Dataset excerpt

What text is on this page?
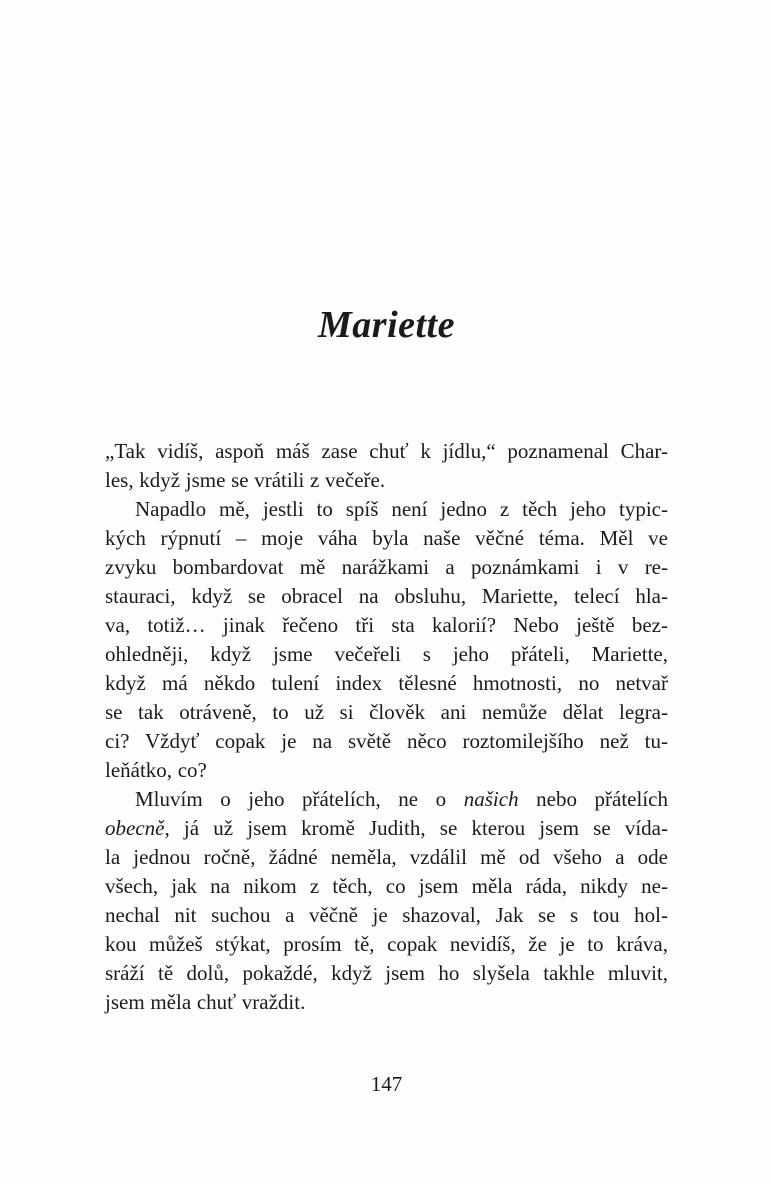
Mariette
„Tak vidíš, aspoň máš zase chuť k jídlu,“ poznamenal Char-
les, když jsme se vrátili z večeře.
Napadlo mě, jestli to spíš není jedno z těch jeho typic-
kých rýpnutí – moje váha byla naše věčné téma. Měl ve
zvyku bombardovat mě narážkami a poznámkami i v re-
stauraci, když se obracel na obsluhu, Mariette, telecí hla-
va, totiž… jinak řečeno tři sta kalorií? Nebo ještě bez-
ohledněji, když jsme večeřeli s jeho přáteli, Mariette,
když má někdo tulení index tělesné hmotnosti, no netvař
se tak otráveně, to už si člověk ani nemůže dělat legra-
ci? Vždyť copak je na světě něco roztomilejšího než tu-
leňátko, co?
Mluvím o jeho přátelích, ne o našich nebo přátelích
obecně, já už jsem kromě Judith, se kterou jsem se vída-
la jednou ročně, žádné neměla, vzdálil mě od všeho a ode
všech, jak na nikom z těch, co jsem měla ráda, nikdy ne-
nechal nit suchou a věčně je shazoval, Jak se s tou hol-
kou můžeš stýkat, prosím tě, copak nevidíš, že je to kráva,
sráží tě dolů, pokaždé, když jsem ho slyšela takhle mluvit,
jsem měla chuť vraždit.
147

§ **EXERCISE**: Copy out the entries verbatim and leave the images out.

§ **ANSWER IN FULL**:
What text is on this page?
Mariette
„Tak vidíš, aspoň máš zase chuť k jídlu,“ poznamenal Char-
les, když jsme se vrátili z večeře.
Napadlo mě, jestli to spíš není jedno z těch jeho typic-
kých rýpnutí – moje váha byla naše věčné téma. Měl ve
zvyku bombardovat mě narážkami a poznámkami i v re-
stauraci, když se obracel na obsluhu, Mariette, telecí hla-
va, totiž… jinak řečeno tři sta kalorií? Nebo ještě bez-
ohledněji, když jsme večeřeli s jeho přáteli, Mariette,
když má někdo tulení index tělesné hmotnosti, no netvař
se tak otráveně, to už si člověk ani nemůže dělat legra-
ci? Vždyť copak je na světě něco roztomilejšího než tu-
leňátko, co?
Mluvím o jeho přátelích, ne o našich nebo přátelích
obecně, já už jsem kromě Judith, se kterou jsem se vída-
la jednou ročně, žádné neměla, vzdálil mě od všeho a ode
všech, jak na nikom z těch, co jsem měla ráda, nikdy ne-
nechal nit suchou a věčně je shazoval, Jak se s tou hol-
kou můžeš stýkat, prosím tě, copak nevidíš, že je to kráva,
sráží tě dolů, pokaždé, když jsem ho slyšela takhle mluvit,
jsem měla chuť vraždit.
147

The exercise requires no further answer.